[Collection entries]
## start

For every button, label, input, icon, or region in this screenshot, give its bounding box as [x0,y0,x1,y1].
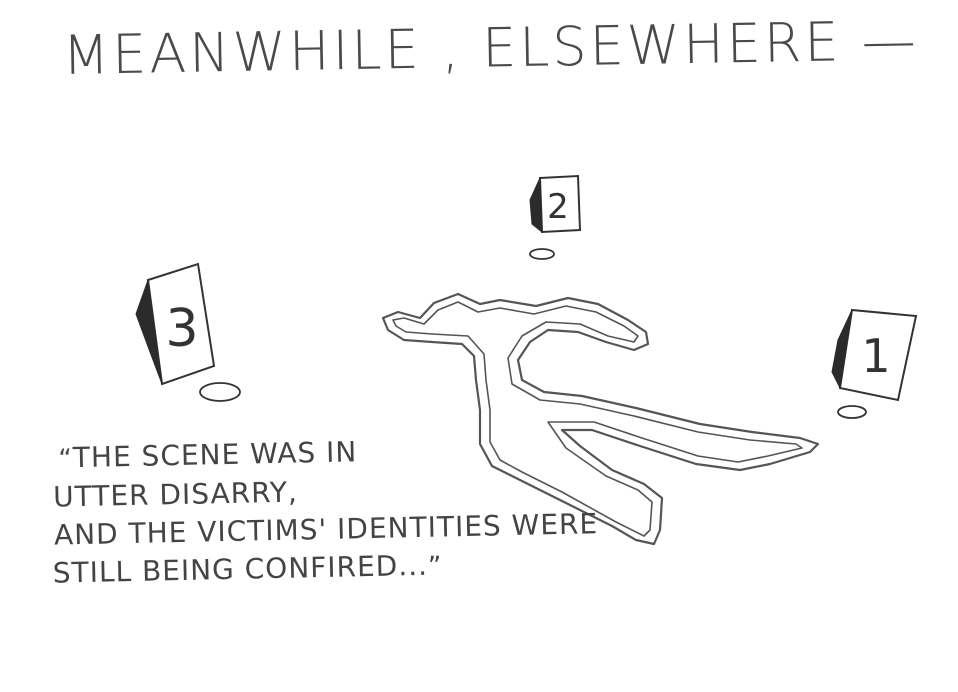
marker-3-label: 3 [165,299,198,359]
marker-1-shadow [837,405,867,419]
caption-open-quote: “ [58,444,74,475]
comic-panel: MEANWHILE , ELSEWHERE — 2 3 1 “THE SCENE… [0,0,958,692]
caption-close-quote: ” [427,551,443,582]
marker-1-label: 1 [861,329,890,383]
marker-3-shadow [199,382,241,402]
evidence-marker-2: 2 [529,174,582,260]
marker-2-label: 2 [547,187,569,227]
narration-caption: “THE SCENE WAS IN UTTER DISARRY, AND THE… [34,428,599,594]
evidence-marker-1: 1 [831,308,918,419]
evidence-marker-3: 3 [135,262,241,402]
marker-2-shadow [529,248,555,260]
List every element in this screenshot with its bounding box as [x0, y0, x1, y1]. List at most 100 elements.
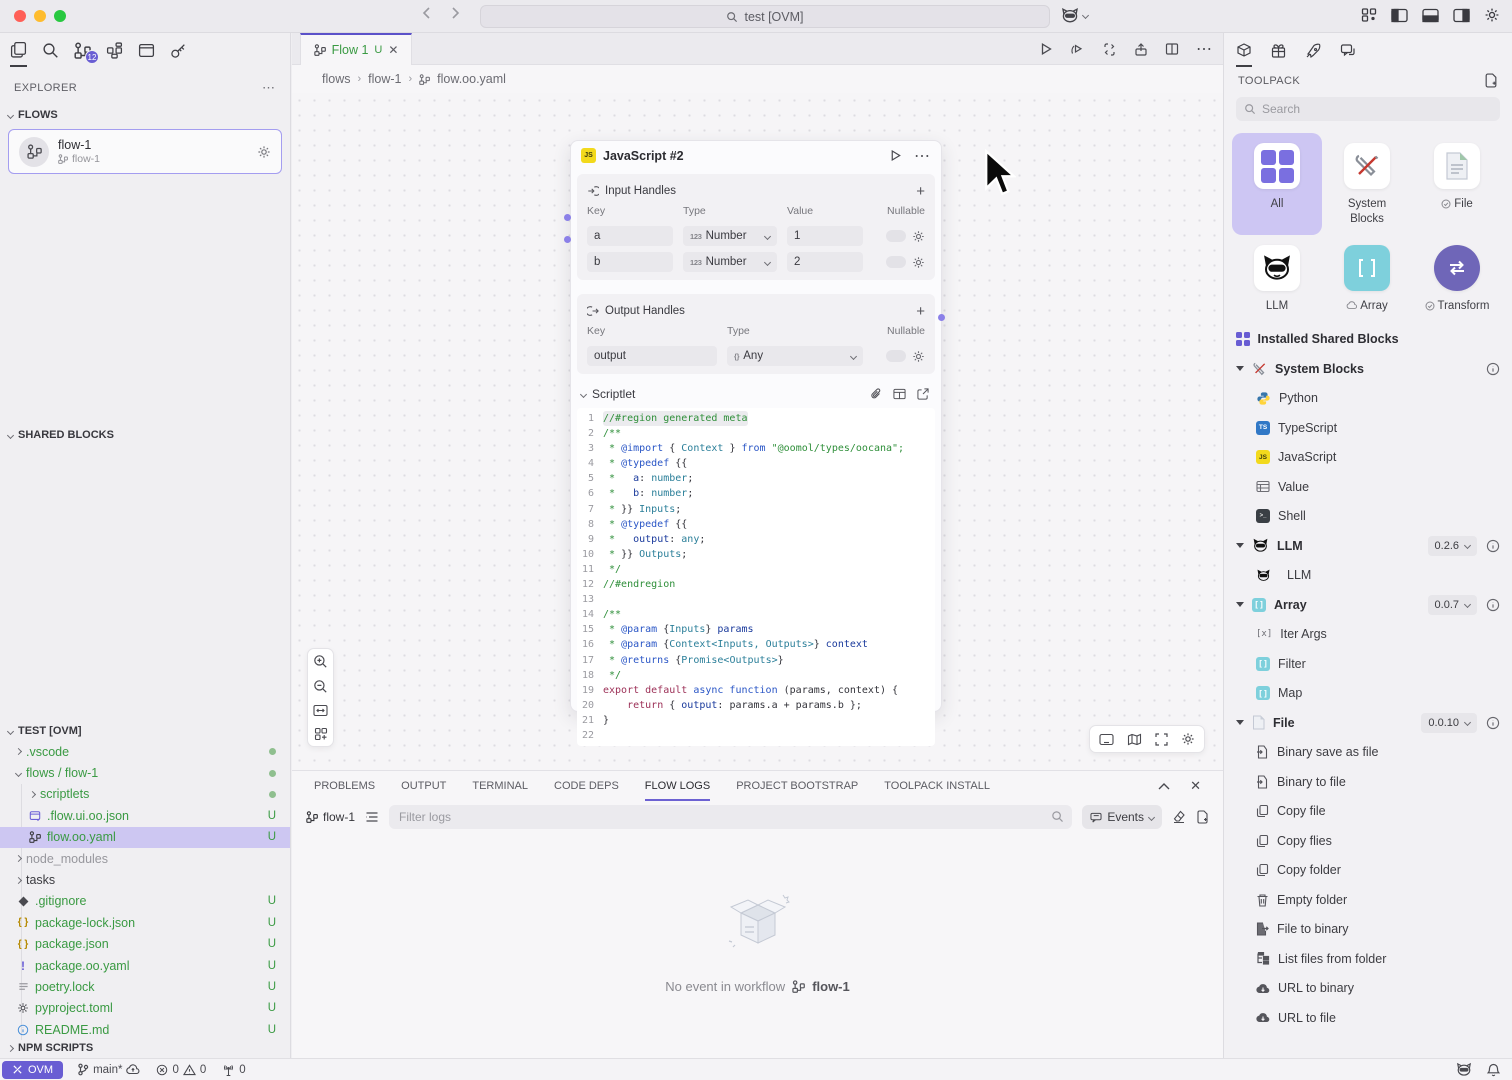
toolpack-tab-icon[interactable]: [1236, 34, 1252, 67]
back-button[interactable]: [420, 6, 434, 20]
version-select[interactable]: 0.2.6: [1428, 536, 1477, 556]
command-center-search[interactable]: test [OVM]: [480, 5, 1050, 28]
row-settings-gear-icon[interactable]: [912, 256, 925, 269]
tile-array[interactable]: Array: [1322, 235, 1412, 322]
block-item-copy-flies[interactable]: Copy flies: [1224, 826, 1512, 856]
ports-status[interactable]: 0: [222, 1064, 245, 1076]
group-llm[interactable]: LLM 0.2.6: [1224, 531, 1512, 561]
toolpack-search[interactable]: [1236, 97, 1500, 121]
tree-item[interactable]: .vscode: [0, 741, 290, 762]
export-flow-button[interactable]: [1134, 42, 1148, 57]
block-item-value[interactable]: Value: [1224, 472, 1512, 502]
block-item-filter[interactable]: [ ]Filter: [1224, 649, 1512, 679]
flow-canvas[interactable]: JS JavaScript #2 ⋯ Input Handles +: [292, 93, 1223, 770]
export-logs-icon[interactable]: [1196, 810, 1209, 824]
more-actions-icon[interactable]: ⋯: [1196, 39, 1213, 59]
block-item-map[interactable]: [ ]Map: [1224, 679, 1512, 709]
maximize-panel-icon[interactable]: [1158, 782, 1170, 790]
remote-ovm-chip[interactable]: OVM: [2, 1061, 63, 1079]
flows-section-header[interactable]: FLOWS: [0, 105, 290, 125]
tree-item[interactable]: scriptlets: [0, 784, 290, 805]
rerun-flow-button[interactable]: [1070, 42, 1085, 56]
forward-button[interactable]: [448, 6, 462, 20]
minimize-window-button[interactable]: [34, 10, 46, 22]
tree-item[interactable]: { }package-lock.jsonU: [0, 912, 290, 933]
input-type-select[interactable]: 123Number: [683, 226, 777, 246]
row-settings-gear-icon[interactable]: [912, 350, 925, 363]
notifications-bell-icon[interactable]: [1487, 1063, 1500, 1077]
node-javascript-2[interactable]: JS JavaScript #2 ⋯ Input Handles +: [570, 140, 942, 712]
group-array[interactable]: [ ] Array 0.0.7: [1224, 590, 1512, 620]
problems-status[interactable]: 0 0: [156, 1064, 206, 1076]
bootstrap-rocket-icon[interactable]: [1305, 34, 1321, 67]
run-flow-button[interactable]: [1039, 42, 1053, 56]
tree-item[interactable]: flows / flow-1: [0, 762, 290, 783]
tab-close-icon[interactable]: ✕: [388, 43, 398, 57]
tab-flow-logs[interactable]: FLOW LOGS: [645, 771, 710, 801]
log-list-icon[interactable]: [365, 811, 379, 823]
flow-card-flow-1[interactable]: flow-1 flow-1: [8, 129, 282, 174]
version-select[interactable]: 0.0.7: [1428, 595, 1477, 615]
breadcrumb-flow-1[interactable]: flow-1: [368, 72, 401, 86]
flow-logs-flow-chip[interactable]: flow-1: [306, 810, 355, 824]
info-icon[interactable]: [1486, 362, 1500, 376]
input-port-a[interactable]: [564, 214, 571, 221]
block-item-copy-file[interactable]: Copy file: [1224, 797, 1512, 827]
input-value-field[interactable]: 2: [787, 252, 863, 272]
info-icon[interactable]: [1486, 598, 1500, 612]
run-node-button[interactable]: [889, 149, 902, 162]
tree-item[interactable]: !package.oo.yamlU: [0, 955, 290, 976]
zoom-window-button[interactable]: [54, 10, 66, 22]
block-item-typescript[interactable]: TSTypeScript: [1224, 413, 1512, 443]
version-select[interactable]: 0.0.10: [1421, 713, 1477, 733]
tile-file[interactable]: File: [1412, 133, 1502, 235]
output-type-select[interactable]: {}Any: [727, 346, 863, 366]
search-panel-icon[interactable]: [42, 34, 59, 67]
node-header[interactable]: JS JavaScript #2 ⋯: [571, 141, 941, 170]
input-port-b[interactable]: [564, 236, 571, 243]
input-key-field[interactable]: a: [587, 226, 673, 246]
block-item-url-to-file[interactable]: URL to file: [1224, 1003, 1512, 1033]
tree-item[interactable]: pyproject.tomlU: [0, 998, 290, 1019]
group-system-blocks[interactable]: System Blocks: [1224, 354, 1512, 384]
filter-logs-input[interactable]: [389, 805, 1072, 829]
assistant-menu[interactable]: [1060, 7, 1088, 24]
add-input-button[interactable]: +: [916, 183, 925, 200]
add-output-button[interactable]: +: [916, 303, 925, 320]
block-item-iter-args[interactable]: [x]Iter Args: [1224, 620, 1512, 650]
node-more-icon[interactable]: ⋯: [914, 146, 931, 166]
secrets-key-icon[interactable]: [170, 34, 187, 67]
chat-tab-icon[interactable]: [1340, 34, 1356, 67]
block-item-url-to-binary[interactable]: URL to binary: [1224, 974, 1512, 1004]
canvas-settings-gear-icon[interactable]: [1181, 732, 1195, 746]
scriptlet-section-header[interactable]: Scriptlet: [571, 382, 941, 406]
toolpack-search-input[interactable]: [1262, 102, 1492, 116]
block-item-binary-to-file[interactable]: Binary to file: [1224, 767, 1512, 797]
tile-system-blocks[interactable]: System Blocks: [1322, 133, 1412, 235]
screen-icon[interactable]: [1099, 733, 1114, 746]
tree-item-selected[interactable]: flow.oo.yamlU: [0, 827, 290, 848]
npm-scripts-header[interactable]: NPM SCRIPTS: [0, 1038, 290, 1058]
block-item-file-to-binary[interactable]: File to binary: [1224, 915, 1512, 945]
tile-all[interactable]: All: [1232, 133, 1322, 235]
row-settings-gear-icon[interactable]: [912, 230, 925, 243]
more-actions-icon[interactable]: ⋯: [262, 80, 276, 96]
minimap-icon[interactable]: [1127, 733, 1142, 746]
tree-item[interactable]: { }package.jsonU: [0, 934, 290, 955]
board-panel-icon[interactable]: [138, 34, 155, 67]
tree-item[interactable]: node_modules: [0, 848, 290, 869]
nullable-toggle[interactable]: [886, 230, 906, 242]
tile-transform[interactable]: Transform: [1412, 235, 1502, 322]
explorer-files-icon[interactable]: [10, 34, 27, 67]
tree-item[interactable]: .gitignoreU: [0, 891, 290, 912]
breadcrumb-flows[interactable]: flows: [322, 72, 350, 86]
open-external-icon[interactable]: [917, 388, 929, 401]
project-section-header[interactable]: TEST [OVM]: [0, 721, 290, 741]
input-value-field[interactable]: 1: [787, 226, 863, 246]
zoom-out-icon[interactable]: [313, 679, 328, 694]
flows-panel-icon[interactable]: 12: [74, 34, 91, 67]
git-branch-status[interactable]: main*: [77, 1063, 140, 1076]
tab-toolpack-install[interactable]: TOOLPACK INSTALL: [884, 771, 990, 801]
toggle-bottom-panel-icon[interactable]: [1422, 8, 1439, 23]
toggle-left-panel-icon[interactable]: [1391, 8, 1408, 23]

## end

Exercise instructions —
Reproduce the data above without any changes, starting at the line that contains "toolpack-tab-icon[interactable]: [1236, 34, 1252, 67]" and ending at the line that contains "tree-item[interactable]: .vscode: [0, 741, 290, 762]".

Output for this task —
toolpack-tab-icon[interactable]: [1236, 34, 1252, 67]
back-button[interactable]: [420, 6, 434, 20]
version-select[interactable]: 0.2.6: [1428, 536, 1477, 556]
command-center-search[interactable]: test [OVM]: [480, 5, 1050, 28]
row-settings-gear-icon[interactable]: [912, 256, 925, 269]
tile-array[interactable]: Array: [1322, 235, 1412, 322]
block-item-copy-flies[interactable]: Copy flies: [1224, 826, 1512, 856]
ports-status[interactable]: 0: [222, 1064, 245, 1076]
group-llm[interactable]: LLM 0.2.6: [1224, 531, 1512, 561]
toolpack-search[interactable]: [1236, 97, 1500, 121]
tree-item[interactable]: .vscode: [0, 741, 290, 762]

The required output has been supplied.